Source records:
───
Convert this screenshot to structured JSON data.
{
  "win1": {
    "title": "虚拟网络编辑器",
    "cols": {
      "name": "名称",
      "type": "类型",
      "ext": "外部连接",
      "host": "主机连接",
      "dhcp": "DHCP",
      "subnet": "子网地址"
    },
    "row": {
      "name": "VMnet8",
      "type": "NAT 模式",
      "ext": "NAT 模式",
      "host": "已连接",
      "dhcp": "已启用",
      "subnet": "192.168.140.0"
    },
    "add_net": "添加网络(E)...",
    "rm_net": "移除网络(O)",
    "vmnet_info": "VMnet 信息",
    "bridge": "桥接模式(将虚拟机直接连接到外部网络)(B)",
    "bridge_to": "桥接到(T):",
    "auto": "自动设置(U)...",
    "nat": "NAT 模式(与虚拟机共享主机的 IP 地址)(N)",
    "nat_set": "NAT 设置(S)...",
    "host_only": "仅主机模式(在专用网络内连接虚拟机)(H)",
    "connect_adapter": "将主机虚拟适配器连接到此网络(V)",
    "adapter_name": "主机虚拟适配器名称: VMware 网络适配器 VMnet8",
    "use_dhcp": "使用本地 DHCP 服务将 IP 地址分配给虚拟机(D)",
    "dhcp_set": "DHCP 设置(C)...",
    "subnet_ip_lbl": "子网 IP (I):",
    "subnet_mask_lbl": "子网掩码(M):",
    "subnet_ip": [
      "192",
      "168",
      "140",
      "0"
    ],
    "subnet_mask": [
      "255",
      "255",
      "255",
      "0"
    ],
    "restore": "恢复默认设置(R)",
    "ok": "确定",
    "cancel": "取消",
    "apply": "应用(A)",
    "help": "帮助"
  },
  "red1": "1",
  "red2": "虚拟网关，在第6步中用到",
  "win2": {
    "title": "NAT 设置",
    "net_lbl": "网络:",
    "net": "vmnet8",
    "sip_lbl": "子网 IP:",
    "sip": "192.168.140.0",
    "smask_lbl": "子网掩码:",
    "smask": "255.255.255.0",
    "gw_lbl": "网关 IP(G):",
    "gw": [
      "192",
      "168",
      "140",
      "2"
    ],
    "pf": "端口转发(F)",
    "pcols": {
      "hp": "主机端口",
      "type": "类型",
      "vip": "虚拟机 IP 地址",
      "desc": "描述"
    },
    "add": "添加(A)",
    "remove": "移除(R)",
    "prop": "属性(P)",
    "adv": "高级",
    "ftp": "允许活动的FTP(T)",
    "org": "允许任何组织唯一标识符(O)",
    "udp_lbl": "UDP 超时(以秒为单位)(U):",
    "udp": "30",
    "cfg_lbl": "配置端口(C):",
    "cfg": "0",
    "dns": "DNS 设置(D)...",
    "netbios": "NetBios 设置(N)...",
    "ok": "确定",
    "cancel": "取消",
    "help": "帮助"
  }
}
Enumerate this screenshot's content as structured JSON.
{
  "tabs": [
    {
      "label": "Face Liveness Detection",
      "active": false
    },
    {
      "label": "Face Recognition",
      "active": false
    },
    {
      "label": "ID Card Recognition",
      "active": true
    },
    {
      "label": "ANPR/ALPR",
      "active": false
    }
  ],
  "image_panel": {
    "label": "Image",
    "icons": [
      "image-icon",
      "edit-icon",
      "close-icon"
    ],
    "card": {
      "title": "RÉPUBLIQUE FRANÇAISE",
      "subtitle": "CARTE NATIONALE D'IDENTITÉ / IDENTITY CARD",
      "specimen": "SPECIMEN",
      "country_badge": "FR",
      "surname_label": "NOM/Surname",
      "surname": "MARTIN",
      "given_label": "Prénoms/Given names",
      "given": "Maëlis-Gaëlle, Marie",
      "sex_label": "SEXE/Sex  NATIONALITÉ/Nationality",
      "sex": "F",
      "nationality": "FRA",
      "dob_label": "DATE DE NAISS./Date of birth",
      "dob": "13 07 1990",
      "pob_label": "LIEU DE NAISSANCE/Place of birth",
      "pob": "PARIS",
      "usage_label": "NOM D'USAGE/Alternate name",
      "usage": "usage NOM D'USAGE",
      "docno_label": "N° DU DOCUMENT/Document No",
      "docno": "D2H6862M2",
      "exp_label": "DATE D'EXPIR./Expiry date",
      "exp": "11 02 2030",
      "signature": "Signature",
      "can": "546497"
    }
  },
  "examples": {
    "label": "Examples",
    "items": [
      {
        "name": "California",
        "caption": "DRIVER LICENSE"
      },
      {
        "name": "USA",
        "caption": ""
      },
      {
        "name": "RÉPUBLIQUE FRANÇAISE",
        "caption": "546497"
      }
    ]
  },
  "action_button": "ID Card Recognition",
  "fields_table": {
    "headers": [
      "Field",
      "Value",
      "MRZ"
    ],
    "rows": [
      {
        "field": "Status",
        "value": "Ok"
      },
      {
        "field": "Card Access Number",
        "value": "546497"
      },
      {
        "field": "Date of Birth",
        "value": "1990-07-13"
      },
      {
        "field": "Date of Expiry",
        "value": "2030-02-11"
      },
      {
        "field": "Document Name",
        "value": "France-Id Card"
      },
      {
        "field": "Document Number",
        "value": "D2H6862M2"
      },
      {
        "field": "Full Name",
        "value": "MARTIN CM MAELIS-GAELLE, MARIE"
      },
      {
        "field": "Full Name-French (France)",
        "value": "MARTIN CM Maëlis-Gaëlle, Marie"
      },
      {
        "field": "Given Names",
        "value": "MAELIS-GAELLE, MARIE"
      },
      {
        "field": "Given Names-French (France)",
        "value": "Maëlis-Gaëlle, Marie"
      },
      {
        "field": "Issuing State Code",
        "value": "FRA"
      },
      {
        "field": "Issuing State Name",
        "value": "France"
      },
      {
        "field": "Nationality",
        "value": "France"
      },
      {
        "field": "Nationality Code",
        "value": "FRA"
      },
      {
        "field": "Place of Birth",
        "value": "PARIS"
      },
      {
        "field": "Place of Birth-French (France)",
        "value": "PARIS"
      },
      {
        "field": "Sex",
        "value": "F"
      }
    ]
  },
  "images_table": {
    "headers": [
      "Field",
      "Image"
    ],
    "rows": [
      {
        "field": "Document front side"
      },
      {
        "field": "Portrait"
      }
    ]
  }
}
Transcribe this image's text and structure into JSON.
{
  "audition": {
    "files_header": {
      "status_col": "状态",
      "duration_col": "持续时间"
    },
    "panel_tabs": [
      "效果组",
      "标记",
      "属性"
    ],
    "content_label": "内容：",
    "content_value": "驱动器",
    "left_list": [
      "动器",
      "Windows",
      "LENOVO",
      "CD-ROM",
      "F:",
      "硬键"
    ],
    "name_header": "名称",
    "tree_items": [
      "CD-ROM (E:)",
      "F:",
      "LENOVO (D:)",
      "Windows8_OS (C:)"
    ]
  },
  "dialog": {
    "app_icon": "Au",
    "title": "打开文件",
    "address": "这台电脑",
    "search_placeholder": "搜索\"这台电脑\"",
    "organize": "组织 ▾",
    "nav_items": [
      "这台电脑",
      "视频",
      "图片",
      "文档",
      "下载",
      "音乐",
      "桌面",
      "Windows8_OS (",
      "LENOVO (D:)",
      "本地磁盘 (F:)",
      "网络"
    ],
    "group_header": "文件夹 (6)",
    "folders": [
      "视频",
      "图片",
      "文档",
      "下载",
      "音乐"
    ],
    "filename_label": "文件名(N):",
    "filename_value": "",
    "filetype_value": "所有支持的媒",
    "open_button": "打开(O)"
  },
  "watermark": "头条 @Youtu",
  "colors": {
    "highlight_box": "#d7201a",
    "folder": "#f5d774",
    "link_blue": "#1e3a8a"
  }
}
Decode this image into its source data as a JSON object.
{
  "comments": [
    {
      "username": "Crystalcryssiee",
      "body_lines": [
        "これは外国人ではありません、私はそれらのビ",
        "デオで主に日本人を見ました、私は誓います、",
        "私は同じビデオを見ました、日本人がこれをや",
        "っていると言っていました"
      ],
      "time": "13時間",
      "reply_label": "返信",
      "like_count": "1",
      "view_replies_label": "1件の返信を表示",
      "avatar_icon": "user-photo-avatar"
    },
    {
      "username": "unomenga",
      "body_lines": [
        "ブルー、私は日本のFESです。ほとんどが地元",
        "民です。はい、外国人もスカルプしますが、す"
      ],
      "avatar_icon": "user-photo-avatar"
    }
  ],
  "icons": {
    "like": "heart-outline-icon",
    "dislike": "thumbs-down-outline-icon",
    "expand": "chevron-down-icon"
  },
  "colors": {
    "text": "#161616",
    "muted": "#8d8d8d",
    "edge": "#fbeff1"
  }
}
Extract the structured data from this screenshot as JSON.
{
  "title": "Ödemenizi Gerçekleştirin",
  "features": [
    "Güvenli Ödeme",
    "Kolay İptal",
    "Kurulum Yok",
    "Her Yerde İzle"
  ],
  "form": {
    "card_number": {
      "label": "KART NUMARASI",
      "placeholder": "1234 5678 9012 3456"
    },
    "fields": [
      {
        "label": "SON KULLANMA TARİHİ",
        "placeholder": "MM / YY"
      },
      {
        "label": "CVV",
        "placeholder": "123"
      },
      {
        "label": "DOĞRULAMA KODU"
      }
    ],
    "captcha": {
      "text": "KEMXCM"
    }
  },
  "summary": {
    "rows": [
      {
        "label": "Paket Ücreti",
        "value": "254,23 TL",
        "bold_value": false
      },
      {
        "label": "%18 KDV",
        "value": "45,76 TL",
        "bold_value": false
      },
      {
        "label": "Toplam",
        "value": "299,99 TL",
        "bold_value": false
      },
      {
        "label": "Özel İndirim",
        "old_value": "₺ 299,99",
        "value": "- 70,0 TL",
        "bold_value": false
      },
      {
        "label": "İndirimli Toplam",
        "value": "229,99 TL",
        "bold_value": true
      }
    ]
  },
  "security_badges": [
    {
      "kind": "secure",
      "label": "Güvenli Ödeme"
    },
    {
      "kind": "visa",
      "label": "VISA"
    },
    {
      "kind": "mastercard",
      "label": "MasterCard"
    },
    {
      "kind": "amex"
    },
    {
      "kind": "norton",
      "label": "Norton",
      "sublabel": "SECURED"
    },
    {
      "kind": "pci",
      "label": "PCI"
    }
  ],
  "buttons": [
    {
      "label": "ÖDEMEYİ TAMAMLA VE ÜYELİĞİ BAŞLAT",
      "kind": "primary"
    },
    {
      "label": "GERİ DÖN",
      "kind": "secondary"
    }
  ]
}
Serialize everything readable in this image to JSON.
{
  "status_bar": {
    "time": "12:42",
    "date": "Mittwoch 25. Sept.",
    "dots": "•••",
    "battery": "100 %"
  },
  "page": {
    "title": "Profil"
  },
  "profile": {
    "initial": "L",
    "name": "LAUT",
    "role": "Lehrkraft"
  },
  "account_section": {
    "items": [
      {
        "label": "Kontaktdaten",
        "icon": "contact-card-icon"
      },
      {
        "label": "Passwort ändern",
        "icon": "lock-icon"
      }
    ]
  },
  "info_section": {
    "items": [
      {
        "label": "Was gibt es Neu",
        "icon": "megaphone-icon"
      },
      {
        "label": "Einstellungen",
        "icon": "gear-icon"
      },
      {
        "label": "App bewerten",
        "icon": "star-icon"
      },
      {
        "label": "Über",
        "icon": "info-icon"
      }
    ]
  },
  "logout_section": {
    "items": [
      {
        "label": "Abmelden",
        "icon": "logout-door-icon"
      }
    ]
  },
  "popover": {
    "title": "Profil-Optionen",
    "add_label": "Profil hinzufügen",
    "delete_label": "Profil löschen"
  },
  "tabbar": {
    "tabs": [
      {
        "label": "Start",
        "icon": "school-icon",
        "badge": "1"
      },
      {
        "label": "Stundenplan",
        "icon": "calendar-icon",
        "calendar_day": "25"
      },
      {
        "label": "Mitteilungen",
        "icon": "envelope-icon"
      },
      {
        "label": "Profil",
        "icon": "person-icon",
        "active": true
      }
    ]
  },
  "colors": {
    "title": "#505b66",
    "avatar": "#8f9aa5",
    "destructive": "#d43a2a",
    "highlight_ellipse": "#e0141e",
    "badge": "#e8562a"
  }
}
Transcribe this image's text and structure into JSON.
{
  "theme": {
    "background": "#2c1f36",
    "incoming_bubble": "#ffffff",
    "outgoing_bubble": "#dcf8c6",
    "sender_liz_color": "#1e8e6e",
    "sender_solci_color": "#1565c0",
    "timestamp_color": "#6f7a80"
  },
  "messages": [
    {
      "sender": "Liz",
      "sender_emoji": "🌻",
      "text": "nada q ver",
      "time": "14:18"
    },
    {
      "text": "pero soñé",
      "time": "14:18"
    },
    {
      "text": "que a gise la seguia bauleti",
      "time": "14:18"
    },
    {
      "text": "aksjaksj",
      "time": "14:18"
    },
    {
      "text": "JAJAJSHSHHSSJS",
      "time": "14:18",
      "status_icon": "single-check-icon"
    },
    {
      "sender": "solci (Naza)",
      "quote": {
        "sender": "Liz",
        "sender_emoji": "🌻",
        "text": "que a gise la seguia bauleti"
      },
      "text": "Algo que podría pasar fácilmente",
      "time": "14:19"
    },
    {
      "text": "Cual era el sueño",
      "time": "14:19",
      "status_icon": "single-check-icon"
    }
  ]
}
───
◆ **WHAT THE EXERCISE ASKS**
Find every line with the word "data" and state how many there are, with no other words.

◆ **EXERCISE RESPONSE**
3